§ **Your tasks**:
1. List every vowel that the spellchecker problem statement names in its rule about vowel errors.
2. In the entries, start at the line containing "- y-tick: [229, 476, 236, 479]" and end after the line containing "- point: [481, 760, 487, 766]". Rewrite those lines, substituting "z-axis-tick-label" for "z-tick-label" and leaving everything else unchanged.

# [966. Vowel Spellchecker](https://leetcode.com/problems/vowel-spellchecker/)


## 题目

Given a `wordlist`, we want to implement a spellchecker that converts a query word into a correct word.

For a given `query` word, the spell checker handles two categories of spelling mistakes:

- Capitalization: If the query matches a word in the wordlist (**case-insensitive**), then the query word is returned with the same case as the case in the wordlist.
    - Example: `wordlist = ["yellow"]`, `query = "YellOw"`: `correct = "yellow"`
    - Example: `wordlist = ["Yellow"]`, `query = "yellow"`: `correct = "Yellow"`
    - Example: `wordlist = ["yellow"]`, `query = "yellow"`: `correct = "yellow"`
- Vowel Errors: If after replacing the vowels ('a', 'e', 'i', 'o', 'u') of the query word with any vowel individually, it matches a word in the wordlist (**case-insensitive**), then the query word is returned with the same case as the match in the wordlist.

§ **Data listing**:
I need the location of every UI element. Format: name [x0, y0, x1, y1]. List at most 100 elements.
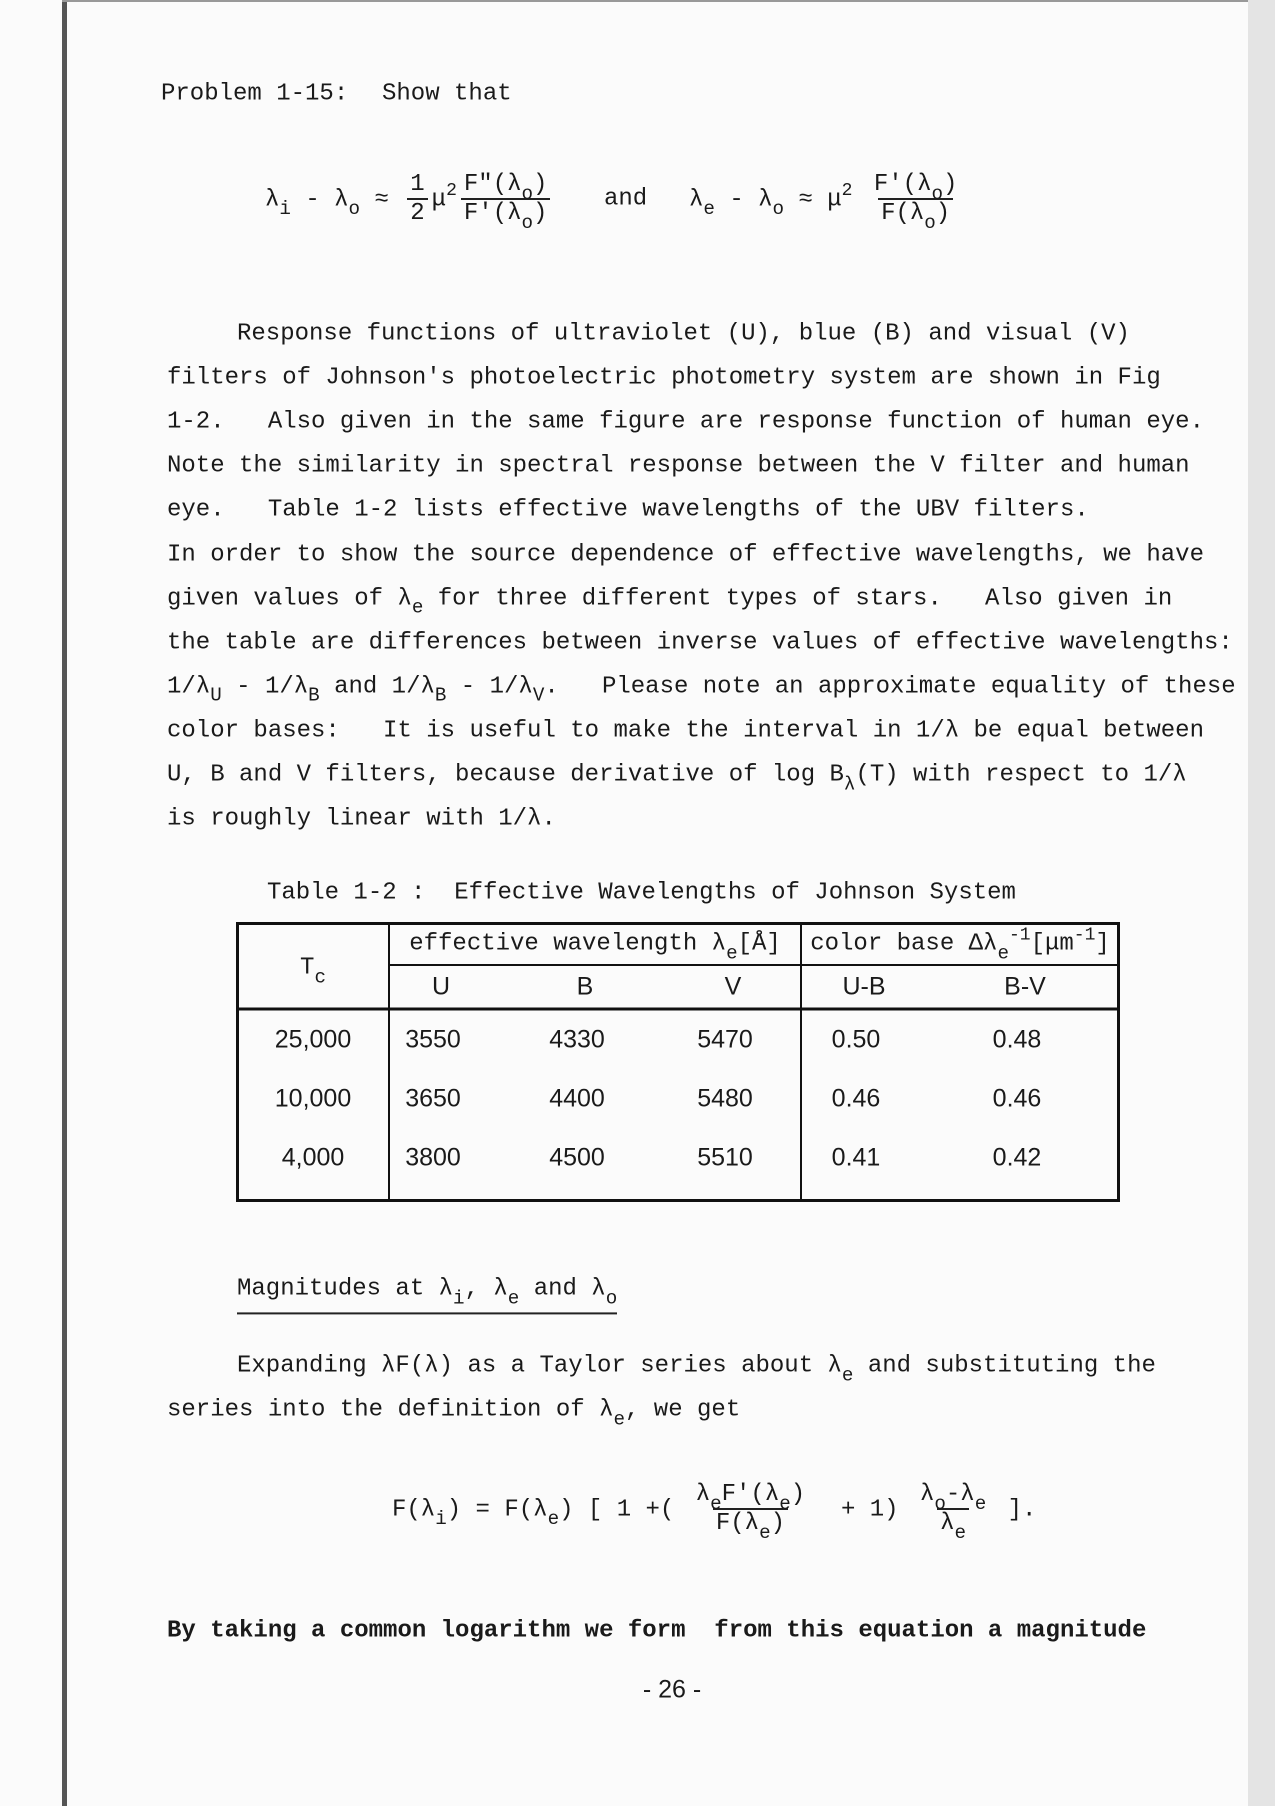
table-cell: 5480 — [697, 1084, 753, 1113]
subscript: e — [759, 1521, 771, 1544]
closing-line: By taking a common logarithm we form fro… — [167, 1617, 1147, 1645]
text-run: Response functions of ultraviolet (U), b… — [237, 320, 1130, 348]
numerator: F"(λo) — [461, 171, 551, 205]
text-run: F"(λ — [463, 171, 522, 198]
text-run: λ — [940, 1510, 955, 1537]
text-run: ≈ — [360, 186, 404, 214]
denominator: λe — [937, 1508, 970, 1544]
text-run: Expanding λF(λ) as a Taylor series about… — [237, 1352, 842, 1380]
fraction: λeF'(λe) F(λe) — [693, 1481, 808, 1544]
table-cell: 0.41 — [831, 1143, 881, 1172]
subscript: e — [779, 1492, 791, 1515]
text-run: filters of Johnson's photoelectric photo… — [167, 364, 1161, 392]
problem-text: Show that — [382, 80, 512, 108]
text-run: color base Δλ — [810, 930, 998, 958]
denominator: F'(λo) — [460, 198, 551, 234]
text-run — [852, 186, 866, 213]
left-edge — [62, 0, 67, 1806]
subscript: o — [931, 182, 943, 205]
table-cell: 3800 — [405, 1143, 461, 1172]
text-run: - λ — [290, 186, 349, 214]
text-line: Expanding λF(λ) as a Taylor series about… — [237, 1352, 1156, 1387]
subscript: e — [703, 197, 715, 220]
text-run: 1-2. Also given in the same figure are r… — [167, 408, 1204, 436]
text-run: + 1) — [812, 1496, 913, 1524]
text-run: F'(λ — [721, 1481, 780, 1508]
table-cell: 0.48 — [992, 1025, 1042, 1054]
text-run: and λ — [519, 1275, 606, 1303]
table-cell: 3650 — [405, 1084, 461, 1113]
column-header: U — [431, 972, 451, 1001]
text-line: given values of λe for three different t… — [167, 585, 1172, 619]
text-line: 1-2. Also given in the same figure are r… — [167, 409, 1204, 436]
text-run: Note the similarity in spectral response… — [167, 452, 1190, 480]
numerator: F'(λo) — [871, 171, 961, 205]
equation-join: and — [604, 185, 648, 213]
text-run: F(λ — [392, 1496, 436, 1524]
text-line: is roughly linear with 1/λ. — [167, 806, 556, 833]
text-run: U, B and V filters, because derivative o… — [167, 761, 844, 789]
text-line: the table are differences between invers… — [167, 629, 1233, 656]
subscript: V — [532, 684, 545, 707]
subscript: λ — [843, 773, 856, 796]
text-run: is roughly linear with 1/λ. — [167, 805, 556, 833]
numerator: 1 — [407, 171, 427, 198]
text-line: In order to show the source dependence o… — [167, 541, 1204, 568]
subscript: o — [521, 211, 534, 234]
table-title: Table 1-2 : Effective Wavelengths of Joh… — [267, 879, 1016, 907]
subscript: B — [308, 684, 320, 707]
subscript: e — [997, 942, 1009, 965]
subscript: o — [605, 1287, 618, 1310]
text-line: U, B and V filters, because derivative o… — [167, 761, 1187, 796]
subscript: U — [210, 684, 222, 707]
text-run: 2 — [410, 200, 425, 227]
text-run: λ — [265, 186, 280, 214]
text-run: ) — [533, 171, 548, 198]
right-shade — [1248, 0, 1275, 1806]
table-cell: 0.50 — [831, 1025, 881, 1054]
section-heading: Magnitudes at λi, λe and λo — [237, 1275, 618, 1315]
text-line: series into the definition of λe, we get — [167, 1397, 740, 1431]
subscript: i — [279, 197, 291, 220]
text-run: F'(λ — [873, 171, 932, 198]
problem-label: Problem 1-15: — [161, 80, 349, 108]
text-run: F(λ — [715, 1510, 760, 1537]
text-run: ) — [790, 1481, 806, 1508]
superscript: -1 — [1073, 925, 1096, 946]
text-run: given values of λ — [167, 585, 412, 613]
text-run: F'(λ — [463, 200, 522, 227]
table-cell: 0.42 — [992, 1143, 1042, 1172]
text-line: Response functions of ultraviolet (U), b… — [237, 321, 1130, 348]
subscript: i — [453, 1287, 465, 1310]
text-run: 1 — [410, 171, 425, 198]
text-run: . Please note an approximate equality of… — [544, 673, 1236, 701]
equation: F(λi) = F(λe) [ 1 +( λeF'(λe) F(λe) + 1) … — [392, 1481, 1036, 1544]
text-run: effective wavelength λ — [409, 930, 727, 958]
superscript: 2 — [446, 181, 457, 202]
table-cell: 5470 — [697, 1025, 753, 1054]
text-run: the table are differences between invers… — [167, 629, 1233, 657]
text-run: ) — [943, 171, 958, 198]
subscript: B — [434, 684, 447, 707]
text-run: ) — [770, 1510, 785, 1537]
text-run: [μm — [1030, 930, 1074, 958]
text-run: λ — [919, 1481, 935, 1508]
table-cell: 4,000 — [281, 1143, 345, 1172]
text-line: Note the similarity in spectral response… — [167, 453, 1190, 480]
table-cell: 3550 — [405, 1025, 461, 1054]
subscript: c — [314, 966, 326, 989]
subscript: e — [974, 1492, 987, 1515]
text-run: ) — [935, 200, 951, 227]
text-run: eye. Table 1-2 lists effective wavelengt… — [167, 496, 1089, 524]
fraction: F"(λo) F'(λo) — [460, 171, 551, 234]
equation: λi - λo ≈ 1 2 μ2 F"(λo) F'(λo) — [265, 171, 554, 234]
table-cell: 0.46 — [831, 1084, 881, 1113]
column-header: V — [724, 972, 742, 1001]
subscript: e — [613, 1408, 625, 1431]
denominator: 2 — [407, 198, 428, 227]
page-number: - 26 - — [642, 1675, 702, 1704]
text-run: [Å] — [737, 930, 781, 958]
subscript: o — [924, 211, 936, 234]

...

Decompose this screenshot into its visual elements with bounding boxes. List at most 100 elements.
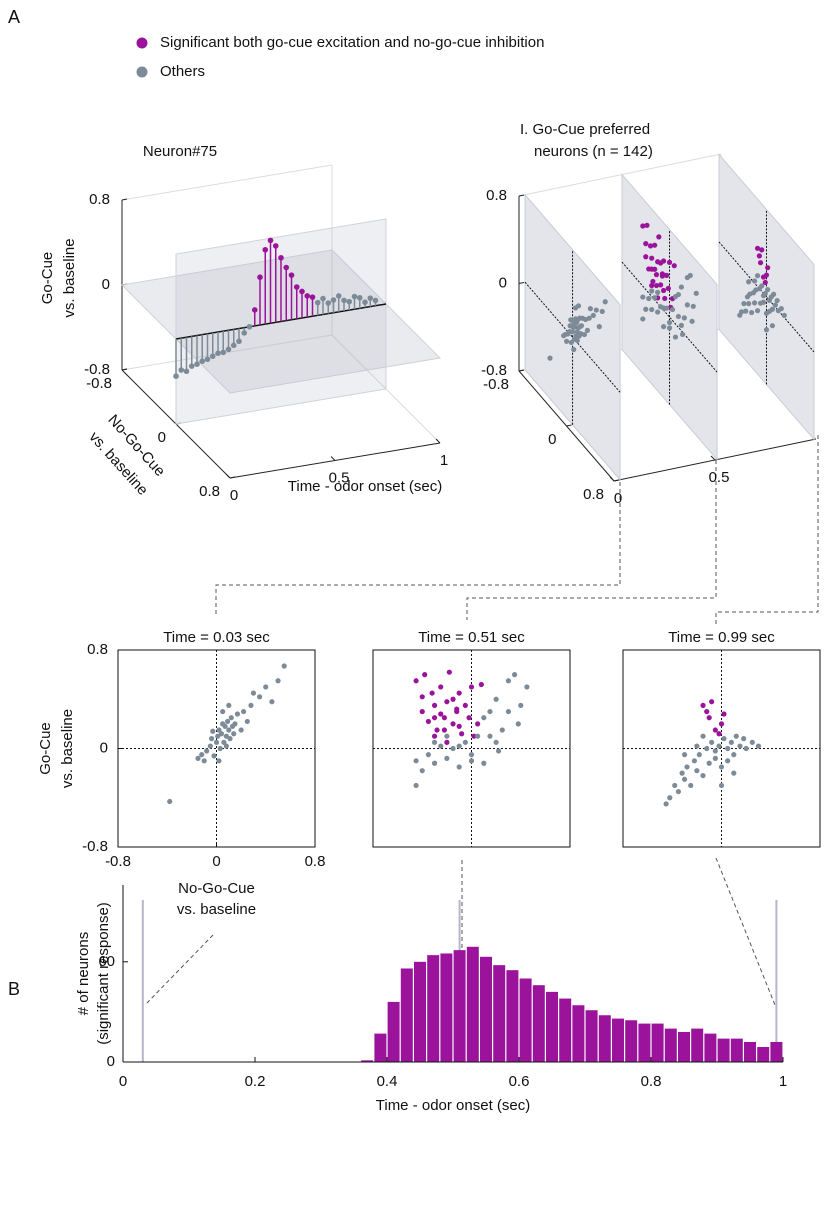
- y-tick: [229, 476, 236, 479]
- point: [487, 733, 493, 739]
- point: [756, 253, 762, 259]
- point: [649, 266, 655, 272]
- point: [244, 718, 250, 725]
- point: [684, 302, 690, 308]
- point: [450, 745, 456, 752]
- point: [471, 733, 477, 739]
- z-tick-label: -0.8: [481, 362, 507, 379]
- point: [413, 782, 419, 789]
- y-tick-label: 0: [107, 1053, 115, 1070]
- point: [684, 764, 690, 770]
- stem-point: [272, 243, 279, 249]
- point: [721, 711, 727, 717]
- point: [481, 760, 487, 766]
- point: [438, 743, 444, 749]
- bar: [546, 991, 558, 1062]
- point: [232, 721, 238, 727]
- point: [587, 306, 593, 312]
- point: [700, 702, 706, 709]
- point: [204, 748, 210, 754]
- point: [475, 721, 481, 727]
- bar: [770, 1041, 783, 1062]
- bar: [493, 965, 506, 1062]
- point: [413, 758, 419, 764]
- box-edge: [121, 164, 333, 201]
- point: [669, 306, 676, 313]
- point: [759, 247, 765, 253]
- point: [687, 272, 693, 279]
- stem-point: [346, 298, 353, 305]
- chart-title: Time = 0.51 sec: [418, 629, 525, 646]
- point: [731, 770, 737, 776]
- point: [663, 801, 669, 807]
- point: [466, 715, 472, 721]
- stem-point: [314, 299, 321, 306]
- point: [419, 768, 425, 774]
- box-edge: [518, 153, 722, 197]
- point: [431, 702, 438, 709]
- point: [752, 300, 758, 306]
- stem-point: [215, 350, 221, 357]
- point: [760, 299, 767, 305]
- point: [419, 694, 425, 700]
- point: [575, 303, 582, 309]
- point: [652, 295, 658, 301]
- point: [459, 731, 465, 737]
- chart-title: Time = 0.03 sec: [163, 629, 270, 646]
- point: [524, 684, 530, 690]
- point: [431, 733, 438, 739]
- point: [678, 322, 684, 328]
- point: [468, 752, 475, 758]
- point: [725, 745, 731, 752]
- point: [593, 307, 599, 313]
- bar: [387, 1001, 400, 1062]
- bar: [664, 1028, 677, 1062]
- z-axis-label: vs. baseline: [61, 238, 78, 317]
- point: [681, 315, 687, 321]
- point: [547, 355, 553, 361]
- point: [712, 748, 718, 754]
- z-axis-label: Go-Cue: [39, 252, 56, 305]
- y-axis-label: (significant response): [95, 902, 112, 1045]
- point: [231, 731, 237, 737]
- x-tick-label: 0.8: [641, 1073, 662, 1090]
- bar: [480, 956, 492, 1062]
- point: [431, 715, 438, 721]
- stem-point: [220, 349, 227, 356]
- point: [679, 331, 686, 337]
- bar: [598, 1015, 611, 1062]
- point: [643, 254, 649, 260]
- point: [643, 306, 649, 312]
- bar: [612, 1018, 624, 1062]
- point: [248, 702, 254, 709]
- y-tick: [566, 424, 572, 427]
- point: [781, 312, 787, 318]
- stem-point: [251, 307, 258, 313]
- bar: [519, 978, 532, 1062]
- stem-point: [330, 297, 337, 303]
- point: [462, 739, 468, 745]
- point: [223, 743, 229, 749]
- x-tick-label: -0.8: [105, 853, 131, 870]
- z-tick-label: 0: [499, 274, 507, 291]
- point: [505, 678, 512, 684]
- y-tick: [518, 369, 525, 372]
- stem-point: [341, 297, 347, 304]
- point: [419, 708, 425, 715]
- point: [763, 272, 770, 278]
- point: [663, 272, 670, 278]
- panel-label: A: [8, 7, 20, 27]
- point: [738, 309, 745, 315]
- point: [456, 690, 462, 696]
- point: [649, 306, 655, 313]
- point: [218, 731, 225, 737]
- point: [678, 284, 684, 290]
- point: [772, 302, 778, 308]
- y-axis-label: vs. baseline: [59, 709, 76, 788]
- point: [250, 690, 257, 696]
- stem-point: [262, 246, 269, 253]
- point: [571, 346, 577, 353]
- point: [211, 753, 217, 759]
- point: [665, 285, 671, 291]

==

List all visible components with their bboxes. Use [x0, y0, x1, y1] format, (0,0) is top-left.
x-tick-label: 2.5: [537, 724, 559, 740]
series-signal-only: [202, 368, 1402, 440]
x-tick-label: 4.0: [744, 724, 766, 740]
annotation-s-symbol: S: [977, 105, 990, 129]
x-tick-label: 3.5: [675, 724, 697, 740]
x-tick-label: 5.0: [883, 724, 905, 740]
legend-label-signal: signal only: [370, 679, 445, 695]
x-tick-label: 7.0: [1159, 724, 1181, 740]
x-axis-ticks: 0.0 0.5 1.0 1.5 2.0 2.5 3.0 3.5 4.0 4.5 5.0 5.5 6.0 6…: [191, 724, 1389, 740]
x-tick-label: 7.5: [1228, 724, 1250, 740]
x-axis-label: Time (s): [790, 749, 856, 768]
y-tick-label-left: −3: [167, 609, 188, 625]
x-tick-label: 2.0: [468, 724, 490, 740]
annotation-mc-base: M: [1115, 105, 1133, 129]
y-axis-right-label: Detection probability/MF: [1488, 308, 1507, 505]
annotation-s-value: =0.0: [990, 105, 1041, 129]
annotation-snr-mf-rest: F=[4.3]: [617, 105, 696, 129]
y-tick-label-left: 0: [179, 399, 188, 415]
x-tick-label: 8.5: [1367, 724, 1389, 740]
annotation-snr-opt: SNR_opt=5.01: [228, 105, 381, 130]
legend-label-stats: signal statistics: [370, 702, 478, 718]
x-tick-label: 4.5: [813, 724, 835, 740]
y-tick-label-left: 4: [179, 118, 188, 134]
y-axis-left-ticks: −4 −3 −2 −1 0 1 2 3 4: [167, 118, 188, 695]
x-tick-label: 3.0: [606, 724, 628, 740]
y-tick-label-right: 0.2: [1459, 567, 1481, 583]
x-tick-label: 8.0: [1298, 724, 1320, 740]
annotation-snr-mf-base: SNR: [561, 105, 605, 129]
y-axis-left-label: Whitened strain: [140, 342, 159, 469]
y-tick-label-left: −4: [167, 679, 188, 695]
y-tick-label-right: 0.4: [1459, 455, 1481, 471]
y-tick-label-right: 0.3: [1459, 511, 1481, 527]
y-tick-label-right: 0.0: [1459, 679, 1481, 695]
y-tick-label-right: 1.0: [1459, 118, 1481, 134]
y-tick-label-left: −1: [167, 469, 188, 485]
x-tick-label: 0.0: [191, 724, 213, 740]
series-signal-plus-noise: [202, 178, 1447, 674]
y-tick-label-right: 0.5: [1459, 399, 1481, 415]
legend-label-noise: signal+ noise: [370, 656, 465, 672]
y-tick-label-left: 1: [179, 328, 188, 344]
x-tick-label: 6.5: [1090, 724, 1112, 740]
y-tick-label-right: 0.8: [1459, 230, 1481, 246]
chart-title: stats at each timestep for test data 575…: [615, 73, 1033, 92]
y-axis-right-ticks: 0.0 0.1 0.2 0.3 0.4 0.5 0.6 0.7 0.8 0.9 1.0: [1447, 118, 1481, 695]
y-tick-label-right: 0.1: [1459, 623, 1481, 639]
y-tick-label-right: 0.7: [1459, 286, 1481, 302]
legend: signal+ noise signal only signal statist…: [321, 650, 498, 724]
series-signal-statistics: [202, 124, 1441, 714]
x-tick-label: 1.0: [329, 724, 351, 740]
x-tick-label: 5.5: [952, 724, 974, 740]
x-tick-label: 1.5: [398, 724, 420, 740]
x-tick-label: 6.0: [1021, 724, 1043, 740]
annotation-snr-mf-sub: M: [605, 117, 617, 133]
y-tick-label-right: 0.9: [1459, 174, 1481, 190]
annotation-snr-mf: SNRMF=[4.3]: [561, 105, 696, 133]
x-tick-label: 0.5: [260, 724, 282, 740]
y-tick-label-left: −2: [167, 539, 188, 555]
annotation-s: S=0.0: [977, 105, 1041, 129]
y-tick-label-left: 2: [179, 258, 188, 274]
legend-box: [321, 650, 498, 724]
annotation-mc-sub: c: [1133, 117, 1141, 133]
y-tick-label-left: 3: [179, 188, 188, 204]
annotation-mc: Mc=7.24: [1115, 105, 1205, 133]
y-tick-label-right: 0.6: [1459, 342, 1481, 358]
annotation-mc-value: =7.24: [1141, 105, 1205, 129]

§ **Complete answers**:
1. 'a', 'e', 'i', 'o', 'u'

2.
- y-tick: [229, 476, 236, 479]
- point: [487, 733, 493, 739]
- point: [756, 253, 762, 259]
- point: [649, 266, 655, 272]
- point: [244, 718, 250, 725]
- point: [684, 302, 690, 308]
- point: [450, 745, 456, 752]
- point: [471, 733, 477, 739]
- z-axis-tick-label: -0.8: [481, 362, 507, 379]
- point: [413, 782, 419, 789]
- y-tick-label: 0: [107, 1053, 115, 1070]
- point: [684, 764, 690, 770]
- stem-point: [272, 243, 279, 249]
- point: [721, 711, 727, 717]
- point: [481, 760, 487, 766]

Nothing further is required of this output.